▶ _What this task involves_:
Recast the lines of the records below as a JSON list of strings, one string per line and blank lines left out. Include only the lines from the start of the records up to and including the line with "- bar: [863, 318, 874, 460]".

[Part of a data file]

——————————

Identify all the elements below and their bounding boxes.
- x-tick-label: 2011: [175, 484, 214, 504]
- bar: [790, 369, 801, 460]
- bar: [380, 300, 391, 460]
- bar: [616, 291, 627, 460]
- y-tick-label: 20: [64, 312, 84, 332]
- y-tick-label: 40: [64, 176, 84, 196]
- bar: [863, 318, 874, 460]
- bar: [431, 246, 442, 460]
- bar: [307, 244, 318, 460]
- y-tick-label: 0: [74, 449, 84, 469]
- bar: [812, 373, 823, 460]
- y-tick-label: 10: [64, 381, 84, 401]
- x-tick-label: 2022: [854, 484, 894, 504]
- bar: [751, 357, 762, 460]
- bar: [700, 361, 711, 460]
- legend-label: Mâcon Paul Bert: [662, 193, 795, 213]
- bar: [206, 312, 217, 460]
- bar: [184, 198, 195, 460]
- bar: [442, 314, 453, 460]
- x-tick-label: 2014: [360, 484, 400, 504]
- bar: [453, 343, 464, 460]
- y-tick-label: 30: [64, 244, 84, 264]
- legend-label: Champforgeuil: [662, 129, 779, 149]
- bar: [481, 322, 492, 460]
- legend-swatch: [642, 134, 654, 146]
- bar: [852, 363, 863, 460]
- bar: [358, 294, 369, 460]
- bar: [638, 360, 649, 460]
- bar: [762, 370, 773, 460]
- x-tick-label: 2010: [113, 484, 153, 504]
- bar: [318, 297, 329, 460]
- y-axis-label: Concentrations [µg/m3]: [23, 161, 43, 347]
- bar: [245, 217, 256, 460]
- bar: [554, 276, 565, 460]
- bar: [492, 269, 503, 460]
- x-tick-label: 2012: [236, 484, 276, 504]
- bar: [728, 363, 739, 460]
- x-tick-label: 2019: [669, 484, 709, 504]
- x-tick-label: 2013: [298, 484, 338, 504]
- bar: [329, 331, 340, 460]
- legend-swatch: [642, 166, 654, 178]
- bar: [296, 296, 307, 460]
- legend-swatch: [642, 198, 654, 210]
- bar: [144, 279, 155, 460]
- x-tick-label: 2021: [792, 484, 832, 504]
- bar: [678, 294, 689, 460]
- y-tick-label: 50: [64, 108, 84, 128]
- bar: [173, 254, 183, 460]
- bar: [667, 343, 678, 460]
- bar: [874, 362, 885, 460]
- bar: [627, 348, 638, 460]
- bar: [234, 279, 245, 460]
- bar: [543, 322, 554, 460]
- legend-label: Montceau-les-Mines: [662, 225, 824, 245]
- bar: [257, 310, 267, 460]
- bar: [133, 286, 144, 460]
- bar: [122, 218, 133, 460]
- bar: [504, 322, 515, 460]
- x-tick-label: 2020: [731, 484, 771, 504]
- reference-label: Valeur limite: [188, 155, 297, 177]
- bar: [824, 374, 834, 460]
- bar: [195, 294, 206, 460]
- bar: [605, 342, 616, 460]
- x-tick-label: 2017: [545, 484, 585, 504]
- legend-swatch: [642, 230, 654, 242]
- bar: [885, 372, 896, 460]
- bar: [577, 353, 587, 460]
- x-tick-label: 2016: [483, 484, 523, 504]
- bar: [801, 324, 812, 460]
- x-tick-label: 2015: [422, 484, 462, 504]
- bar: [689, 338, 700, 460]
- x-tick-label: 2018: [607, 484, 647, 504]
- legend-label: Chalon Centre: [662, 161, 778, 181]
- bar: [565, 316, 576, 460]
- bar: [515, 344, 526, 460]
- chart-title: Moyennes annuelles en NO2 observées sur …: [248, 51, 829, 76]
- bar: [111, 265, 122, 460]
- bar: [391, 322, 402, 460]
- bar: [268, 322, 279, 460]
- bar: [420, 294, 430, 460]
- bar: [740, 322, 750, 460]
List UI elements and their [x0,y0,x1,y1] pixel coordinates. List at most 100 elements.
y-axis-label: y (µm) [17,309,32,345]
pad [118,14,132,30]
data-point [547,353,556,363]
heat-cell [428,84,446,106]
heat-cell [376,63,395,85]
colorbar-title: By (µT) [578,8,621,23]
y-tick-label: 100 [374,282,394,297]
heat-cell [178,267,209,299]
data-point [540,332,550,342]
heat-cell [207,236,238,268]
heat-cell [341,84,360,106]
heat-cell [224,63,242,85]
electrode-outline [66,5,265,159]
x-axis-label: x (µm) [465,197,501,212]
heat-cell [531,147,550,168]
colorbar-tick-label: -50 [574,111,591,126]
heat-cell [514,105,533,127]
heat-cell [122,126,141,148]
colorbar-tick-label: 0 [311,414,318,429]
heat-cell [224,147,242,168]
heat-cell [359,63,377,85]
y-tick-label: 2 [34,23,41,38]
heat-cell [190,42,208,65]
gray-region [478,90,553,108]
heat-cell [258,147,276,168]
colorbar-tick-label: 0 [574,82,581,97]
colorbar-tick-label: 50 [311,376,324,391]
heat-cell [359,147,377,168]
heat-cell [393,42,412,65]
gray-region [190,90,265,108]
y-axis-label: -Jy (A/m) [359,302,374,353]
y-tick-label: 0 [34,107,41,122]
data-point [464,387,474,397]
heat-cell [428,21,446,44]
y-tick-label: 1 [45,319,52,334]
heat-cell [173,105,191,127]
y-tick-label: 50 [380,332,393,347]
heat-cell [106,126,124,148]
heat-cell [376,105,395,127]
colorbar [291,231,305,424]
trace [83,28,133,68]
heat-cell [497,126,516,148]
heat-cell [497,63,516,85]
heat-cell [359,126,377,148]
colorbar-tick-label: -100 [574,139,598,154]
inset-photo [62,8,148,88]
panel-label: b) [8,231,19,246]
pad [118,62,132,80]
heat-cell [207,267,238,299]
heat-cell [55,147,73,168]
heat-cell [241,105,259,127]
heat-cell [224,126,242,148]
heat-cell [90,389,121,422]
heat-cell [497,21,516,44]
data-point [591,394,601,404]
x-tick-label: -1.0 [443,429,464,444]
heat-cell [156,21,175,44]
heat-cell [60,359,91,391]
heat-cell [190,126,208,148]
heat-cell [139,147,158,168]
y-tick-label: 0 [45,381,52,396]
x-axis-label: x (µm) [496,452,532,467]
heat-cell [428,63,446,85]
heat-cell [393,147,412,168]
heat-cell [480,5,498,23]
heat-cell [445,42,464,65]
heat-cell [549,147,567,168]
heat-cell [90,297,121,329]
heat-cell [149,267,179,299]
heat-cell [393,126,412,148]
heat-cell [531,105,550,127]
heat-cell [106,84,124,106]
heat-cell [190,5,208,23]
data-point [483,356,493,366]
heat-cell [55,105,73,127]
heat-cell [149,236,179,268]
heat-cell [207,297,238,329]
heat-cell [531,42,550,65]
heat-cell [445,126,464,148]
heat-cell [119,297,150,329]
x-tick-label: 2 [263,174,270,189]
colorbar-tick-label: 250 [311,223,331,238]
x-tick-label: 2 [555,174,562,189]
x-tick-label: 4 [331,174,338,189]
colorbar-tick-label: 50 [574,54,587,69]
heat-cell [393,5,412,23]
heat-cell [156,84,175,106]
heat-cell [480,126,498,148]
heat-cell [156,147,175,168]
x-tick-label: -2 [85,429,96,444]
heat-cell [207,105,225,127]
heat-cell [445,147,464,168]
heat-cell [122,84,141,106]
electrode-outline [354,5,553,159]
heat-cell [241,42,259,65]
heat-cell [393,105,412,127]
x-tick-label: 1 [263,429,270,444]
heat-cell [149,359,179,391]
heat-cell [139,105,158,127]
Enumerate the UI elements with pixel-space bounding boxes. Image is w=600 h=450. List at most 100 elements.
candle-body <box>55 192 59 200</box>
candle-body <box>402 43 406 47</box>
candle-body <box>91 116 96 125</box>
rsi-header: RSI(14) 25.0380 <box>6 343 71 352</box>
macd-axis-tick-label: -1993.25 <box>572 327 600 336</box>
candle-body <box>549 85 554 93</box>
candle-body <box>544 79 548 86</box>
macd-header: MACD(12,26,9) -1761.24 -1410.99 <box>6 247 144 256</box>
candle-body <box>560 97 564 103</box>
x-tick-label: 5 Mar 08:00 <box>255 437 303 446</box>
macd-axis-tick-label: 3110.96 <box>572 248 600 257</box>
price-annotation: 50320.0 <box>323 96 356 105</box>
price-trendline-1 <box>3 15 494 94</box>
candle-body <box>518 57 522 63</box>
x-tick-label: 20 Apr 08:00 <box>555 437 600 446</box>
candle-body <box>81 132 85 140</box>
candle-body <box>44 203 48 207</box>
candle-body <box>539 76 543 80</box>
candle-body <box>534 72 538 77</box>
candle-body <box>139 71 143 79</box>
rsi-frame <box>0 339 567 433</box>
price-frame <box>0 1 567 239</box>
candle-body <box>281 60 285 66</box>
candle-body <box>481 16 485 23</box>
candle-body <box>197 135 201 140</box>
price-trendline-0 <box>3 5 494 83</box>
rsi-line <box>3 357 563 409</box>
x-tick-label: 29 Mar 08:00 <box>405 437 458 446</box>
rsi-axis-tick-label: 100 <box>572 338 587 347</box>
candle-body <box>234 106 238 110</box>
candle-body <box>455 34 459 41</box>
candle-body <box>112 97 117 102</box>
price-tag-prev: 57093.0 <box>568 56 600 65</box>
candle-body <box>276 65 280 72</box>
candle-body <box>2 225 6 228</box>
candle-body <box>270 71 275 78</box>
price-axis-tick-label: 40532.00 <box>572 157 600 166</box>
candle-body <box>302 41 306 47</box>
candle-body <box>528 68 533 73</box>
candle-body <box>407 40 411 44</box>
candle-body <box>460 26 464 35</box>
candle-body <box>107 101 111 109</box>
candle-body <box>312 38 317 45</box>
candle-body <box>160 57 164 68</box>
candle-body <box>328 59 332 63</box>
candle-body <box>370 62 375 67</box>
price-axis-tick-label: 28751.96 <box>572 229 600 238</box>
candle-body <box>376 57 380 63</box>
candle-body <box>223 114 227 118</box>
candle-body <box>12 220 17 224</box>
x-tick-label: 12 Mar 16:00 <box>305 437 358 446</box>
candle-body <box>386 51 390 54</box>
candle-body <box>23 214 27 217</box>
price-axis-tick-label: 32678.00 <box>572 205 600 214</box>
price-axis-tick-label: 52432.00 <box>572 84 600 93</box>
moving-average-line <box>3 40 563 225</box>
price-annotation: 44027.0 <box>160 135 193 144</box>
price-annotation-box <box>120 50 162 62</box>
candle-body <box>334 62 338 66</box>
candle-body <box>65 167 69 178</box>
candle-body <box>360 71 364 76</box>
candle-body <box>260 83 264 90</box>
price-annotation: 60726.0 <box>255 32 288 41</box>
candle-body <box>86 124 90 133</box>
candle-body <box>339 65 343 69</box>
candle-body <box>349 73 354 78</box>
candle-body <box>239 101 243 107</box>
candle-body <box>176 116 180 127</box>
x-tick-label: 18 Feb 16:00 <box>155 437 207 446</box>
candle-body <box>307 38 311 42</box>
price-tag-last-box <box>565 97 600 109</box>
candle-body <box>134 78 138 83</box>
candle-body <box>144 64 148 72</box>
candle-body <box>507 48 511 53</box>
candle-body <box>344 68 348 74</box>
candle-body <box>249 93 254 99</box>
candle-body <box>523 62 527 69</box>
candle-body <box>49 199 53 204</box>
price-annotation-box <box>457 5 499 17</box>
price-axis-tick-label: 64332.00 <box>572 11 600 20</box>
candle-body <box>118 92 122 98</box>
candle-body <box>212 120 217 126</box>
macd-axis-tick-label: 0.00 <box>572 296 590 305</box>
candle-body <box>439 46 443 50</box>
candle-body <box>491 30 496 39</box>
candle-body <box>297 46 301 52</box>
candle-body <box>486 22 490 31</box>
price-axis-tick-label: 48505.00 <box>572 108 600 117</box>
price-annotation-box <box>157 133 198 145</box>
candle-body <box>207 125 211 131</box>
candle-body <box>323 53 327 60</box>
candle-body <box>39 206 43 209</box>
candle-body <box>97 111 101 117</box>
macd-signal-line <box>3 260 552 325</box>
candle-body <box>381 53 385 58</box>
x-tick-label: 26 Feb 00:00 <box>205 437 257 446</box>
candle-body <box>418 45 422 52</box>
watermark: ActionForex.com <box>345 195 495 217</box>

——————————

▶ _Task response_:
[
  "Identify all the elements below and their bounding boxes.",
  "- x-tick-label: 2011: [175, 484, 214, 504]",
  "- bar: [790, 369, 801, 460]",
  "- bar: [380, 300, 391, 460]",
  "- bar: [616, 291, 627, 460]",
  "- y-tick-label: 20: [64, 312, 84, 332]",
  "- y-tick-label: 40: [64, 176, 84, 196]",
  "- bar: [863, 318, 874, 460]"
]